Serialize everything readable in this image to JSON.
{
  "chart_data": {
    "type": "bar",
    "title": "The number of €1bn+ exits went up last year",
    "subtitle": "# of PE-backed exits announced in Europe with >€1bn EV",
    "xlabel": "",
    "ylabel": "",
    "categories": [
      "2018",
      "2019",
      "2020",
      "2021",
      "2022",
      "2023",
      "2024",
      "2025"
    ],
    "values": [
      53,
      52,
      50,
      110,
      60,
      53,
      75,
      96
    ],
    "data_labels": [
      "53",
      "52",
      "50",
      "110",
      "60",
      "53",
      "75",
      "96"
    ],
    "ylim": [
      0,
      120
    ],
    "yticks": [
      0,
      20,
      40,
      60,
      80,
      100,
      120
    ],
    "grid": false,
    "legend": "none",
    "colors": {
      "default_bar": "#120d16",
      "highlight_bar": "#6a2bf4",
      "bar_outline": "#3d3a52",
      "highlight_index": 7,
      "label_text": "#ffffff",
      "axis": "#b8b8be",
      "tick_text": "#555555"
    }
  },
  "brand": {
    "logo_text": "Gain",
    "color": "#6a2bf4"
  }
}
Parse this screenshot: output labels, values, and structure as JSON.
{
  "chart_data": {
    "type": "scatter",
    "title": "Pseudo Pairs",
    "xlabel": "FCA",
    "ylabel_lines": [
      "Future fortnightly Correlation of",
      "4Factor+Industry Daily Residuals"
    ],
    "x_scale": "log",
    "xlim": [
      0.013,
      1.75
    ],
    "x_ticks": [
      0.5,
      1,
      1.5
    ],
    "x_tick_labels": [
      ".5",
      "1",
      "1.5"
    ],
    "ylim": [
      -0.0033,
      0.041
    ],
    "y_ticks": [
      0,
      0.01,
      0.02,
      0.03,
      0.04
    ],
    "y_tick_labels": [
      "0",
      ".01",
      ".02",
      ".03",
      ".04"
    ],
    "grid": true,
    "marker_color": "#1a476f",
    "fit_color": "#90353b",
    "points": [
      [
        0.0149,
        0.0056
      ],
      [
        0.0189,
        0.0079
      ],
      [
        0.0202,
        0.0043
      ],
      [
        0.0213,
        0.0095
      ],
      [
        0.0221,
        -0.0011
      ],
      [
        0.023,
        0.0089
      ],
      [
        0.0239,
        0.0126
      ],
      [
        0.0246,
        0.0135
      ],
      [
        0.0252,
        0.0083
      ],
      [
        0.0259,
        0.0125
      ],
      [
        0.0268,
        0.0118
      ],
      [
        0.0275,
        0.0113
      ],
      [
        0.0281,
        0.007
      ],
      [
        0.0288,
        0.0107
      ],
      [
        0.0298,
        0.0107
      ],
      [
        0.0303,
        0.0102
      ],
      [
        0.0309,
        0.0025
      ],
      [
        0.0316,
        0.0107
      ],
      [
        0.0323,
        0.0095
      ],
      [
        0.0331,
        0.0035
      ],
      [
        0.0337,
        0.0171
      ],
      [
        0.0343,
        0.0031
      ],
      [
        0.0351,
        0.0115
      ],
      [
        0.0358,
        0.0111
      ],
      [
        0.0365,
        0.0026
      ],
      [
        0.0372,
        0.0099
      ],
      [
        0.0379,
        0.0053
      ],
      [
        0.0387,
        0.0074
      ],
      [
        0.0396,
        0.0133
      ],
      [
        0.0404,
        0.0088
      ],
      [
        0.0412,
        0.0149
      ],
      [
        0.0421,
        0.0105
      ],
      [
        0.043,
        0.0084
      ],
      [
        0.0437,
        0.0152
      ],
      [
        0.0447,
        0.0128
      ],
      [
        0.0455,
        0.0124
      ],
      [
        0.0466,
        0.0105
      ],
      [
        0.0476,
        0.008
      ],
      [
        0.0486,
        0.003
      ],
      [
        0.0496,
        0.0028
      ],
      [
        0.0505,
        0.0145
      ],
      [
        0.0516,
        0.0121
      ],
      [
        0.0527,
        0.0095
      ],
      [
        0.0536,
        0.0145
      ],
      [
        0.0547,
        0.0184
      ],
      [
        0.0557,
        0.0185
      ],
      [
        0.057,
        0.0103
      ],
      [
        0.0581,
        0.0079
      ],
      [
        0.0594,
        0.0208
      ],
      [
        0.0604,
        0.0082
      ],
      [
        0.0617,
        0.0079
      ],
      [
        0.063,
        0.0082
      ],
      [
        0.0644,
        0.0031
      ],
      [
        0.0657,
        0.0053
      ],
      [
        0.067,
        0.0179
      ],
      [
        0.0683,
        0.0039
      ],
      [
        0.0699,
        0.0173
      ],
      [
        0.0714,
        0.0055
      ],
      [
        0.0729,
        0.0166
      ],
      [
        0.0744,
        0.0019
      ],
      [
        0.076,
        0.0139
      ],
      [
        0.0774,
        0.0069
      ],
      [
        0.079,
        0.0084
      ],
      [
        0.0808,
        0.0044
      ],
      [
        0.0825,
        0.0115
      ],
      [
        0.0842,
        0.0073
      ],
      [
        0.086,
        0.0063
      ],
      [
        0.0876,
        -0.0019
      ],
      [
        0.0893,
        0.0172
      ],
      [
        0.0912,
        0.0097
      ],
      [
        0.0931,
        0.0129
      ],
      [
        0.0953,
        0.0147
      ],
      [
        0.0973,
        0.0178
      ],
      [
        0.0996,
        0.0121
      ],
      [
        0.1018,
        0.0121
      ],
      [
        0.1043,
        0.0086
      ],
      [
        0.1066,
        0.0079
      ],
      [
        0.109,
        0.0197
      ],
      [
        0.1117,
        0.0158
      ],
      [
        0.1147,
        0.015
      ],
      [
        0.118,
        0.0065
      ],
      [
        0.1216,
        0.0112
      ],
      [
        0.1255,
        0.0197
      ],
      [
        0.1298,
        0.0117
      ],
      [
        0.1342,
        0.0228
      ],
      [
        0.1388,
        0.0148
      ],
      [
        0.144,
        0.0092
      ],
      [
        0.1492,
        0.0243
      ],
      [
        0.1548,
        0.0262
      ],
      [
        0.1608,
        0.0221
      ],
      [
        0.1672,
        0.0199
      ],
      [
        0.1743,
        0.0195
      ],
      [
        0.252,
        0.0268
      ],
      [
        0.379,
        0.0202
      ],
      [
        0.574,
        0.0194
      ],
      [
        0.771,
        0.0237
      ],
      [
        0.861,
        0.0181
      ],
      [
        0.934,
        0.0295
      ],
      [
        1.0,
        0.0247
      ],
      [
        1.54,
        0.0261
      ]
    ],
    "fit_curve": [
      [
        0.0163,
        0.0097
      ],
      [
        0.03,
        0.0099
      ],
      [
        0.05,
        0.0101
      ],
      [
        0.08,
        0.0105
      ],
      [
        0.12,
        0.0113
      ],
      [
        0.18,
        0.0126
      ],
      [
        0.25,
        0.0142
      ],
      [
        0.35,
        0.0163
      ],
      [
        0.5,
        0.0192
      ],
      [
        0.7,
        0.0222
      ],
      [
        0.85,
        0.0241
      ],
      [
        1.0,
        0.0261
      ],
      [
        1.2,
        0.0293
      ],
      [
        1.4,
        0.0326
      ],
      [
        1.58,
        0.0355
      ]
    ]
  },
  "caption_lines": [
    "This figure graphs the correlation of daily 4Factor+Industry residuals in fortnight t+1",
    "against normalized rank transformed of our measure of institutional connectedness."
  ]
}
**********
DIRECTIONS: Output every entry shown above, exactly.

EXERCISE SOLUTION:
Serialize everything readable in this image to JSON.
{
  "chart_data": {
    "type": "bar",
    "title": "The number of €1bn+ exits went up last year",
    "subtitle": "# of PE-backed exits announced in Europe with >€1bn EV",
    "xlabel": "",
    "ylabel": "",
    "categories": [
      "2018",
      "2019",
      "2020",
      "2021",
      "2022",
      "2023",
      "2024",
      "2025"
    ],
    "values": [
      53,
      52,
      50,
      110,
      60,
      53,
      75,
      96
    ],
    "data_labels": [
      "53",
      "52",
      "50",
      "110",
      "60",
      "53",
      "75",
      "96"
    ],
    "ylim": [
      0,
      120
    ],
    "yticks": [
      0,
      20,
      40,
      60,
      80,
      100,
      120
    ],
    "grid": false,
    "legend": "none",
    "colors": {
      "default_bar": "#120d16",
      "highlight_bar": "#6a2bf4",
      "bar_outline": "#3d3a52",
      "highlight_index": 7,
      "label_text": "#ffffff",
      "axis": "#b8b8be",
      "tick_text": "#555555"
    }
  },
  "brand": {
    "logo_text": "Gain",
    "color": "#6a2bf4"
  }
}
Parse this screenshot: output labels, values, and structure as JSON.
{
  "chart_data": {
    "type": "scatter",
    "title": "Pseudo Pairs",
    "xlabel": "FCA",
    "ylabel_lines": [
      "Future fortnightly Correlation of",
      "4Factor+Industry Daily Residuals"
    ],
    "x_scale": "log",
    "xlim": [
      0.013,
      1.75
    ],
    "x_ticks": [
      0.5,
      1,
      1.5
    ],
    "x_tick_labels": [
      ".5",
      "1",
      "1.5"
    ],
    "ylim": [
      -0.0033,
      0.041
    ],
    "y_ticks": [
      0,
      0.01,
      0.02,
      0.03,
      0.04
    ],
    "y_tick_labels": [
      "0",
      ".01",
      ".02",
      ".03",
      ".04"
    ],
    "grid": true,
    "marker_color": "#1a476f",
    "fit_color": "#90353b",
    "points": [
      [
        0.0149,
        0.0056
      ],
      [
        0.0189,
        0.0079
      ],
      [
        0.0202,
        0.0043
      ],
      [
        0.0213,
        0.0095
      ],
      [
        0.0221,
        -0.0011
      ],
      [
        0.023,
        0.0089
      ],
      [
        0.0239,
        0.0126
      ],
      [
        0.0246,
        0.0135
      ],
      [
        0.0252,
        0.0083
      ],
      [
        0.0259,
        0.0125
      ],
      [
        0.0268,
        0.0118
      ],
      [
        0.0275,
        0.0113
      ],
      [
        0.0281,
        0.007
      ],
      [
        0.0288,
        0.0107
      ],
      [
        0.0298,
        0.0107
      ],
      [
        0.0303,
        0.0102
      ],
      [
        0.0309,
        0.0025
      ],
      [
        0.0316,
        0.0107
      ],
      [
        0.0323,
        0.0095
      ],
      [
        0.0331,
        0.0035
      ],
      [
        0.0337,
        0.0171
      ],
      [
        0.0343,
        0.0031
      ],
      [
        0.0351,
        0.0115
      ],
      [
        0.0358,
        0.0111
      ],
      [
        0.0365,
        0.0026
      ],
      [
        0.0372,
        0.0099
      ],
      [
        0.0379,
        0.0053
      ],
      [
        0.0387,
        0.0074
      ],
      [
        0.0396,
        0.0133
      ],
      [
        0.0404,
        0.0088
      ],
      [
        0.0412,
        0.0149
      ],
      [
        0.0421,
        0.0105
      ],
      [
        0.043,
        0.0084
      ],
      [
        0.0437,
        0.0152
      ],
      [
        0.0447,
        0.0128
      ],
      [
        0.0455,
        0.0124
      ],
      [
        0.0466,
        0.0105
      ],
      [
        0.0476,
        0.008
      ],
      [
        0.0486,
        0.003
      ],
      [
        0.0496,
        0.0028
      ],
      [
        0.0505,
        0.0145
      ],
      [
        0.0516,
        0.0121
      ],
      [
        0.0527,
        0.0095
      ],
      [
        0.0536,
        0.0145
      ],
      [
        0.0547,
        0.0184
      ],
      [
        0.0557,
        0.0185
      ],
      [
        0.057,
        0.0103
      ],
      [
        0.0581,
        0.0079
      ],
      [
        0.0594,
        0.0208
      ],
      [
        0.0604,
        0.0082
      ],
      [
        0.0617,
        0.0079
      ],
      [
        0.063,
        0.0082
      ],
      [
        0.0644,
        0.0031
      ],
      [
        0.0657,
        0.0053
      ],
      [
        0.067,
        0.0179
      ],
      [
        0.0683,
        0.0039
      ],
      [
        0.0699,
        0.0173
      ],
      [
        0.0714,
        0.0055
      ],
      [
        0.0729,
        0.0166
      ],
      [
        0.0744,
        0.0019
      ],
      [
        0.076,
        0.0139
      ],
      [
        0.0774,
        0.0069
      ],
      [
        0.079,
        0.0084
      ],
      [
        0.0808,
        0.0044
      ],
      [
        0.0825,
        0.0115
      ],
      [
        0.0842,
        0.0073
      ],
      [
        0.086,
        0.0063
      ],
      [
        0.0876,
        -0.0019
      ],
      [
        0.0893,
        0.0172
      ],
      [
        0.0912,
        0.0097
      ],
      [
        0.0931,
        0.0129
      ],
      [
        0.0953,
        0.0147
      ],
      [
        0.0973,
        0.0178
      ],
      [
        0.0996,
        0.0121
      ],
      [
        0.1018,
        0.0121
      ],
      [
        0.1043,
        0.0086
      ],
      [
        0.1066,
        0.0079
      ],
      [
        0.109,
        0.0197
      ],
      [
        0.1117,
        0.0158
      ],
      [
        0.1147,
        0.015
      ],
      [
        0.118,
        0.0065
      ],
      [
        0.1216,
        0.0112
      ],
      [
        0.1255,
        0.0197
      ],
      [
        0.1298,
        0.0117
      ],
      [
        0.1342,
        0.0228
      ],
      [
        0.1388,
        0.0148
      ],
      [
        0.144,
        0.0092
      ],
      [
        0.1492,
        0.0243
      ],
      [
        0.1548,
        0.0262
      ],
      [
        0.1608,
        0.0221
      ],
      [
        0.1672,
        0.0199
      ],
      [
        0.1743,
        0.0195
      ],
      [
        0.252,
        0.0268
      ],
      [
        0.379,
        0.0202
      ],
      [
        0.574,
        0.0194
      ],
      [
        0.771,
        0.0237
      ],
      [
        0.861,
        0.0181
      ],
      [
        0.934,
        0.0295
      ],
      [
        1.0,
        0.0247
      ],
      [
        1.54,
        0.0261
      ]
    ],
    "fit_curve": [
      [
        0.0163,
        0.0097
      ],
      [
        0.03,
        0.0099
      ],
      [
        0.05,
        0.0101
      ],
      [
        0.08,
        0.0105
      ],
      [
        0.12,
        0.0113
      ],
      [
        0.18,
        0.0126
      ],
      [
        0.25,
        0.0142
      ],
      [
        0.35,
        0.0163
      ],
      [
        0.5,
        0.0192
      ],
      [
        0.7,
        0.0222
      ],
      [
        0.85,
        0.0241
      ],
      [
        1.0,
        0.0261
      ],
      [
        1.2,
        0.0293
      ],
      [
        1.4,
        0.0326
      ],
      [
        1.58,
        0.0355
      ]
    ]
  },
  "caption_lines": [
    "This figure graphs the correlation of daily 4Factor+Industry residuals in fortnight t+1",
    "against normalized rank transformed of our measure of institutional connectedness."
  ]
}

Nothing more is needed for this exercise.